4. We had significant ethical differences:
He asked me to tell a client we had negotiated a $2k refund from the Bank from them, when the bank offering these to all new clients for a two month period.
Westpac unconditionally approved a loan which was outside their lending policy. I called Westpac and informed them of their error and the unconditional approval was revoked. Adam was vey angry and told me that we should have discussed this before I made the call. I said that there was no point discussing this, as I was always calling the Bank to let them know of their mistake.
Adam was informing clients to change their address on their license to get a more [favourable] loan for their client.
5. I resigned from role as I lost respect for and trust in Adam, due to all of the points mentioned above.’
 In a reply statement, Ms Coleman strongly refuted Mr Hill’s claim that her statement was spiteful and vengeful. Ms Coleman refuted Mr Hill’s claim that ‘money was tight in the business’ and said Mr Hill was attempting to mislead the Commission in this respect. She pointed to his and his family’s frequent overseas travel. Ms Coleman also rejected Mr Hill’s claim that the workplace environment was toxic because of her. She referred to his own comments about her on 16 June 2019:
‘Kym did an outstanding job in her role and was an asset to our organisation… I regularly sought Kym’s views on various financial matters as I respected her opinion… Kym has a pleasant personality strong work ethic and is very trustworthy… And I wholeheartedly recommend her for any endeavour she chooses’.
 In cross examination of the applicant, Mr Hill’s laboured questioning frequently began with ‘you [(the applicant)] don’t dispute that’:
• there were meetings of staff every morning when she was at the office;
• the business did not meet its 2019 targets and staff could access these targets;
• she had been responsible for the largest client’s account in February, March and April 2019;
• the business had lost 250 clients in the relevant period;
• Mr Hill had organised a tax payment plan for the business;
• the applicant was responsible for the business IT and it had been updated because the internet connection was poor prior to the NBN connection;
• Mr Hill had attended her home once in 4 years when she had the company backup computer and he wanted it back. She disputed she took it without permission and believed Mr Hill had harassed her on a Saturday morning. She agreed he did not enter her home and was at the door for about 5 minutes;
• the workplace environment was toxic and becoming unbearable;
• she was interested in pursuing a CPA role and she was not a mortgage broker;
• the business had paid for her mortgage diploma;
• she and Ms Lloyd had bought him a glass which said ‘World’s Best Boss’;
• the IT system contained very sensitive client information which, if it got into the wrong hands, could ruin his business and reputation;
• Ms Lloyd had more experience in accounting, tax, loans and financial planning than her and lived closer to the business than her.

^^^^^^^^

## Work item
Continue the employment dispute excerpt from its final sentence. The lines that come next have nothing to do with the employment dispute excerpt.

^^^^^^^^

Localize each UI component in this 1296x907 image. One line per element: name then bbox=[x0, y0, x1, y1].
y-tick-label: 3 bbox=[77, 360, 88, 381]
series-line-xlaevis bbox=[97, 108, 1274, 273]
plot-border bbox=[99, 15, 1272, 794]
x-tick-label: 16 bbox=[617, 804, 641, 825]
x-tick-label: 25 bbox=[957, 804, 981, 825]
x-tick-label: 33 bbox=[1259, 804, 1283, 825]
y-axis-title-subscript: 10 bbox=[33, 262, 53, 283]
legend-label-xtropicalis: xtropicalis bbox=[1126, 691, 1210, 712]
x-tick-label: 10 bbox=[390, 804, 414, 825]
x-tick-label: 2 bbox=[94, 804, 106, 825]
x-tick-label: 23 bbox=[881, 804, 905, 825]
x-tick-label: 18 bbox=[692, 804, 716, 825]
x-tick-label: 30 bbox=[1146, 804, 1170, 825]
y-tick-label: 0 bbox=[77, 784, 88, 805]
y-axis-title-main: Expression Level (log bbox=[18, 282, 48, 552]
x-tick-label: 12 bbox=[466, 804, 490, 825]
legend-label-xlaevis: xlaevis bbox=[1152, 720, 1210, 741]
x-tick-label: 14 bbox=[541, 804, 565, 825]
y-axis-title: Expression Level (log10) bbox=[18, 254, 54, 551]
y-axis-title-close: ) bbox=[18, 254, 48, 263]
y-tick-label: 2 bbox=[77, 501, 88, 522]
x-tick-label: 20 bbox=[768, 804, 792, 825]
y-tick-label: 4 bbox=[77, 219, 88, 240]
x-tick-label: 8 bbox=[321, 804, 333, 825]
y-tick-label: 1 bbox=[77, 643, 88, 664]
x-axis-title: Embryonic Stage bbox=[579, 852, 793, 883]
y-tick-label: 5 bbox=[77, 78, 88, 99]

^^^^^^^^

## Exercise answer
The applicant denied that Mr Hill had ‘bent over backwards’ to allow her to work three days a week from home. She denied Mr Hill having told her on 6 November 2019 that he had to rethink the (business) model and could not pay her annual leave in advance.
 In oral evidence, Ms Lloyd confirmed she first learnt of the applicant’s redundancy from Mr Hill on 27 November 2019. He did not mention redundancy or major changes to the business in the previous 12 months. On 27 November 2019, he told her he was making the applicant’s role redundant, because there was not a lot of work over December 2019/January 2020 and he did not want to pay for the quiet period when she was leaving in March anyway. He was also unhappy that the applicant had taken her loan external and away from the business. Mr Hill had never mentioned the business was struggling to acquire new clients.
 Ms Lloyd said the morning meetings were about files staff were working on and general discussion and questions of who, and what each staff member was working on. Ms Lloyd understood that the total business income for 2019 was higher than in 2018 and she had not been given the impression that there was insufficient work for the applicant in the business. Ms Lloyd believed that Mr Hill had multiple business bank account(s) to which income was received. Ms Lloyd believed that most of the business expenses appeared to be paid out of a different account to the business account.
 In cross examination, Ms Lloyd agreed that all the list of ~250 lost clients, she named only 3 who she believed remained clients (2 of which had changed their names). Ms Lloyd agreed she had updated the income each month and was aware that the business had not met its targets for 2019. She did not accept the business had no money despite Mr Hill consistently telling her so. He had not acted as if it had no money.
 Ms Lloyd acknowledged that a new IT system had been introduced and took some time to be transitioned. She agreed Mr Hill was not familiar with the IT systems. Ms Lloyd agreed the office environment was toxic and unbearable. However, Mr Hill was the person responsible for it. He had intimidated and threatened her when he had said to her on 7 December 2019 ‘don’t get involved in the Fair Work case or it won’t be good for you. You need to look after yourself’. She claimed Mr Hill would intimidate her if she did not agree with him and gave an example of when he told her to ring a client when he tried to hide an issue with her tax debt.
 Ms Lloyd rejected Mr Hill’s claim that as the Director, he had to take decisive action. Though working for Mr Hill for eight years, Ms Lloyd said it was only in the last year that she had difficulty in coming to work each day. Ms Lloyd agreed that the business paid for her financial planning course and diploma and allowed her to work on it during work time.
 In oral evidence, Ms Coleman said the daily meetings were for the team to talk about the work for that day, set priorities for the week and to ask questions. Ms Coleman was not aware of major changes at the office which would affect employment and did not believe there was insufficient work for the applicant before she was dismissed. She believed there was a mortgage-based role for the applicant, as she had assisted her in this work in the past. Ms Coleman left the business in July 2019.
 In cross examination, Ms Coleman agreed that when she worked in the business, the office environment was not toxic or unbearable. She accepted there had been regular team meetings. It was Ms Coleman’s recollection that the performance of the financial planning and mortgage broking business increased year on year in 2018 and 2019. She stressed she was not referring to targets. Ms Coleman understood the Hayne Royal Commission initially affected the mortgage broking industry. However, from her current experience, it had not affected the financial planning industry, although a number of reforms, including educational requirements, have since been extended. Major changes had been happening for five years.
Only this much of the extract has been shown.